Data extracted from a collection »
>> start

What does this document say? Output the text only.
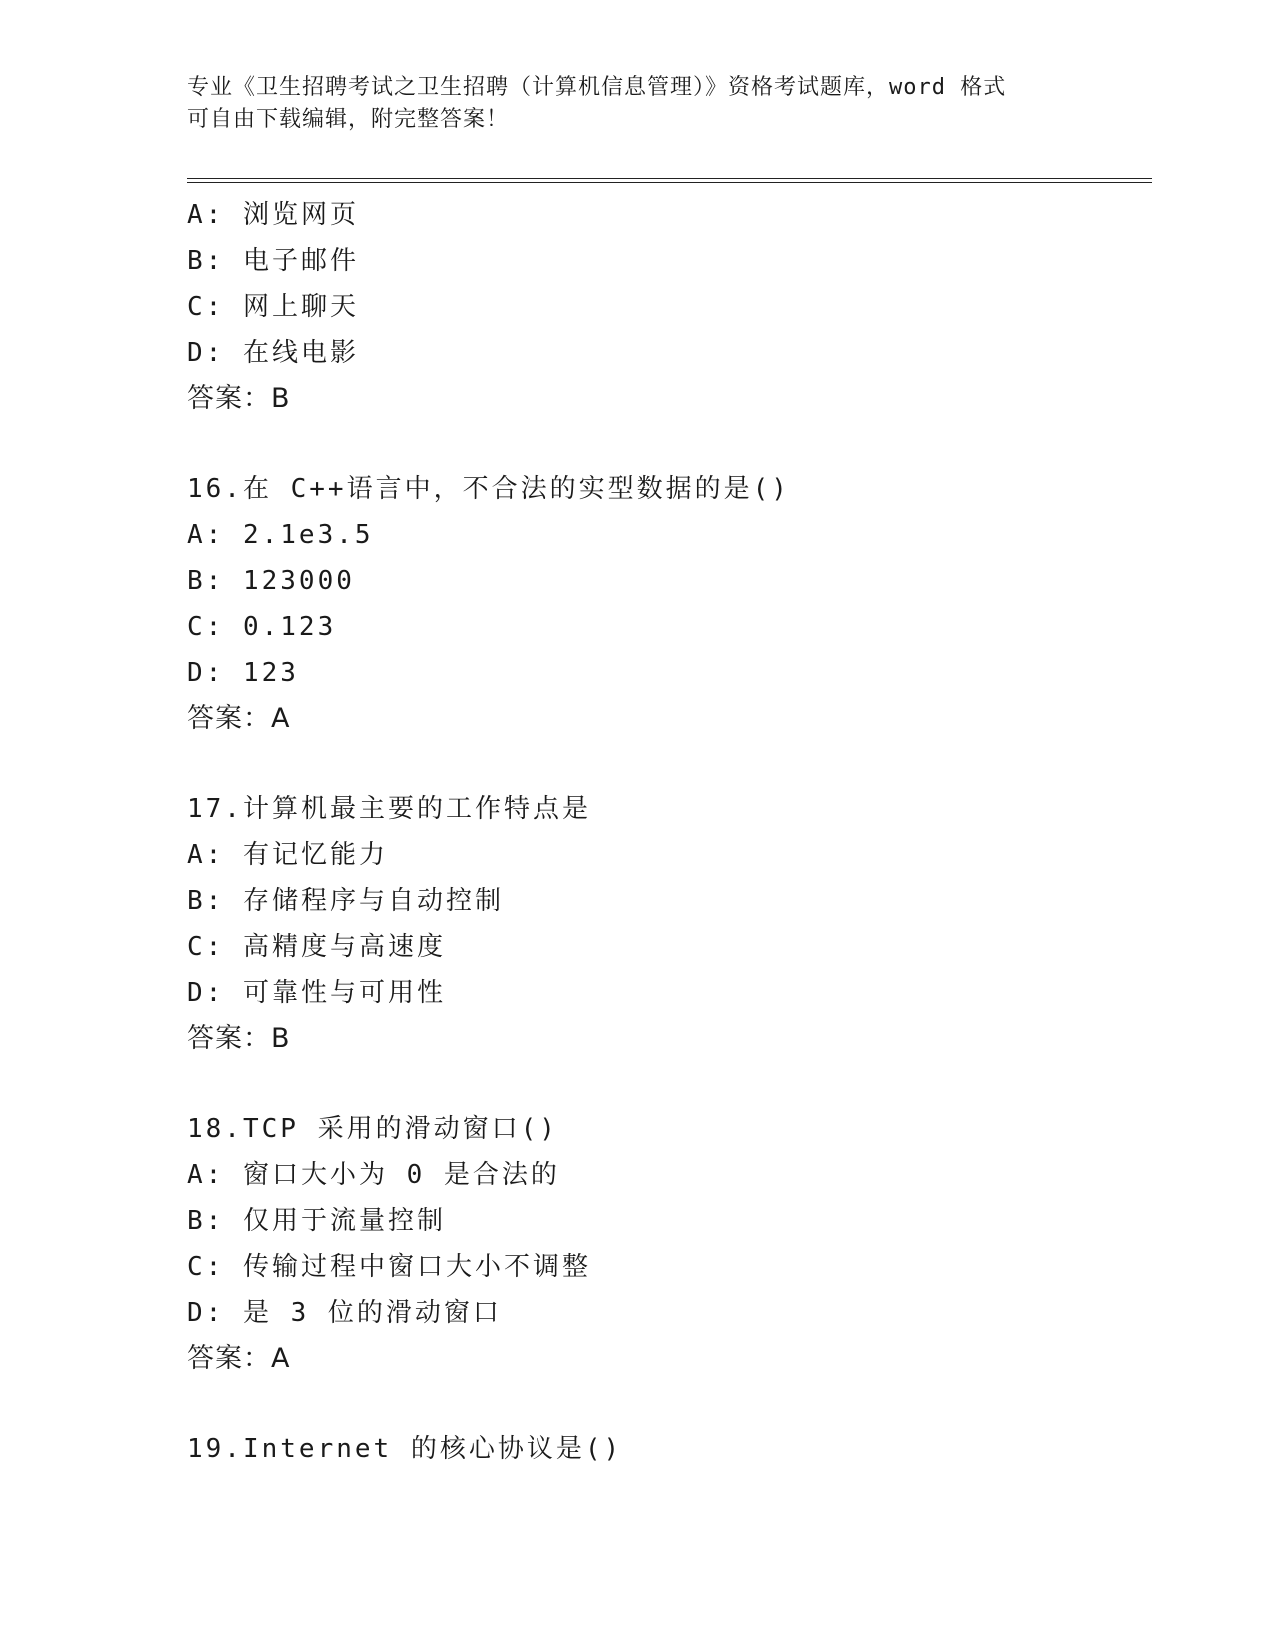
专业《卫生招聘考试之卫生招聘（计算机信息管理）》资格考试题库，word 格式
可自由下载编辑，附完整答案！
A: 浏览网页
B: 电子邮件
C: 网上聊天
D: 在线电影
答案：B
16.在 C++语言中，不合法的实型数据的是()
A: 2.1e3.5
B: 123000
C: 0.123
D: 123
答案：A
17.计算机最主要的工作特点是
A: 有记忆能力
B: 存储程序与自动控制
C: 高精度与高速度
D: 可靠性与可用性
答案：B
18.TCP 采用的滑动窗口()
A: 窗口大小为 0 是合法的
B: 仅用于流量控制
C: 传输过程中窗口大小不调整
D: 是 3 位的滑动窗口
答案：A
19.Internet 的核心协议是()
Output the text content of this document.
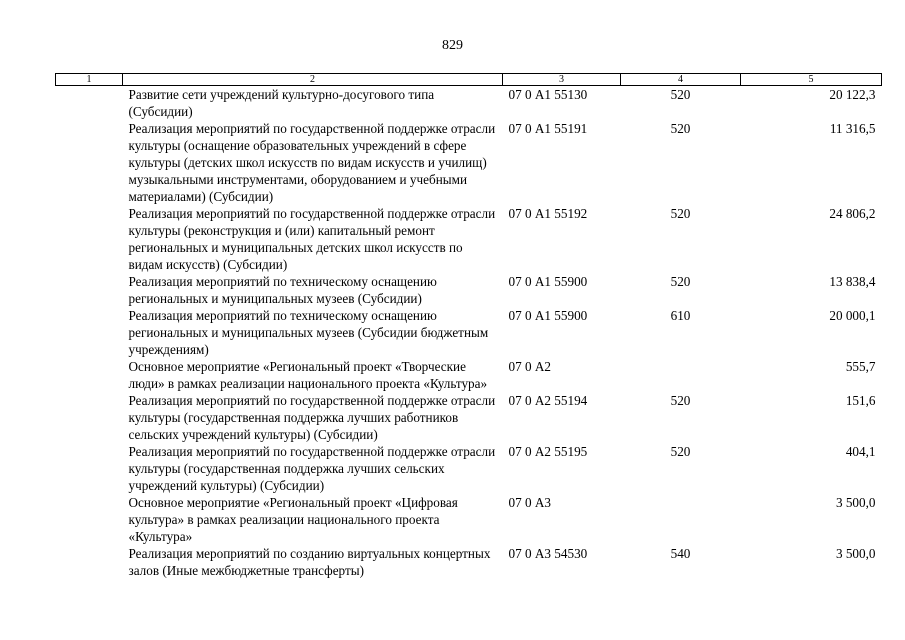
829
1	2	3	4	5
	Развитие сети учреждений культурно-досугового типа (Субсидии)	07 0 А1 55130	520	20 122,3
	Реализация мероприятий по государственной поддержке отрасли культуры (оснащение образовательных учреждений в сфере культуры (детских школ искусств по видам искусств и училищ) музыкальными инструментами, оборудованием и учебными материалами) (Субсидии)	07 0 А1 55191	520	11 316,5
	Реализация мероприятий по государственной поддержке отрасли культуры (реконструкция и (или) капитальный ремонт региональных и муниципальных детских школ искусств по видам искусств) (Субсидии)	07 0 А1 55192	520	24 806,2
	Реализация мероприятий по техническому оснащению региональных и муниципальных музеев (Субсидии)	07 0 А1 55900	520	13 838,4
	Реализация мероприятий по техническому оснащению региональных и муниципальных музеев (Субсидии бюджетным учреждениям)	07 0 А1 55900	610	20 000,1
	Основное мероприятие «Региональный проект «Творческие люди» в рамках реализации национального проекта «Культура»	07 0 А2		555,7
	Реализация мероприятий по государственной поддержке отрасли культуры (государственная поддержка лучших работников сельских учреждений культуры) (Субсидии)	07 0 А2 55194	520	151,6
	Реализация мероприятий по государственной поддержке отрасли культуры (государственная поддержка лучших сельских учреждений культуры) (Субсидии)	07 0 А2 55195	520	404,1
	Основное мероприятие «Региональный проект «Цифровая культура» в рамках реализации национального проекта «Культура»	07 0 А3		3 500,0
	Реализация мероприятий по созданию виртуальных концертных залов (Иные межбюджетные трансферты)	07 0 А3 54530	540	3 500,0
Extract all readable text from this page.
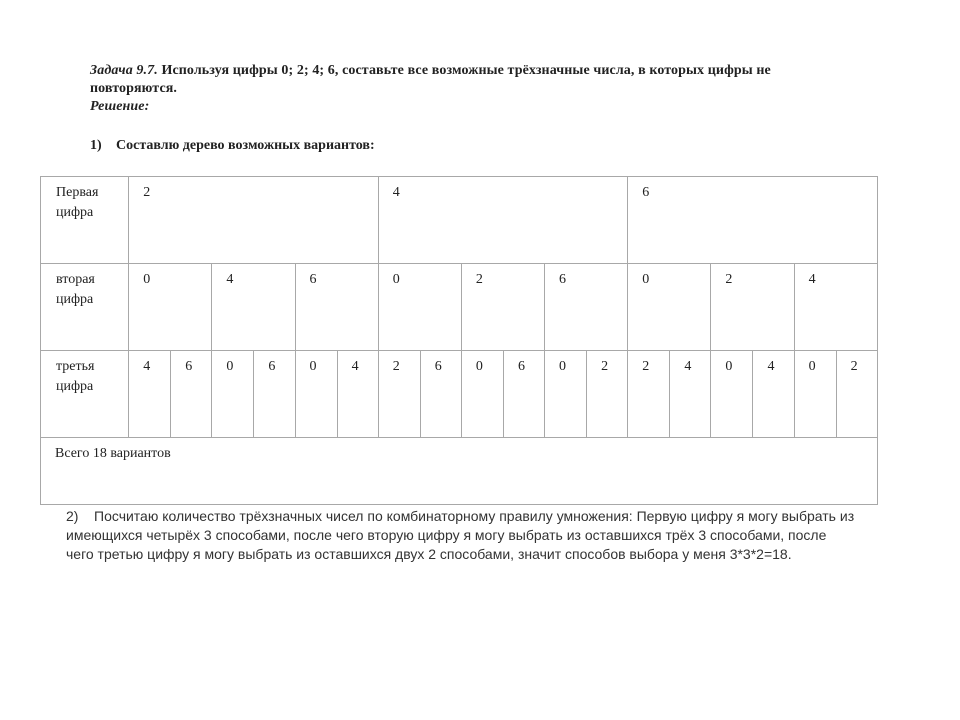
Задача 9.7. Используя цифры 0; 2; 4; 6, составьте все возможные трёхзначные числа, в которых цифры не повторяются.

Решение:

1) Составлю дерево возможных вариантов:
Первая цифра	2						4						6					
вторая цифра	0		4		6		0		2		6		0		2		4	
третья цифра	4	6	0	6	0	4	2	6	0	6	0	2	2	4	0	4	0	2
Всего 18 вариантов																		
2) Посчитаю количество трёхзначных чисел по комбинаторному правилу умножения: Первую цифру я могу выбрать из имеющихся четырёх 3 способами, после чего вторую цифру я могу выбрать из оставшихся трёх 3 способами, после чего третью цифру я могу выбрать из оставшихся двух 2 способами, значит способов выбора у меня 3*3*2=18.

>> end

Problem statement » List the lines that contain the word "реализации".

Exercise result »
	Основное мероприятие «Региональный проект «Творческие люди» в рамках реализации национального проекта «Культура»	07 0 А2		555,7
	Основное мероприятие «Региональный проект «Цифровая культура» в рамках реализации национального проекта «Культура»	07 0 А3		3 500,0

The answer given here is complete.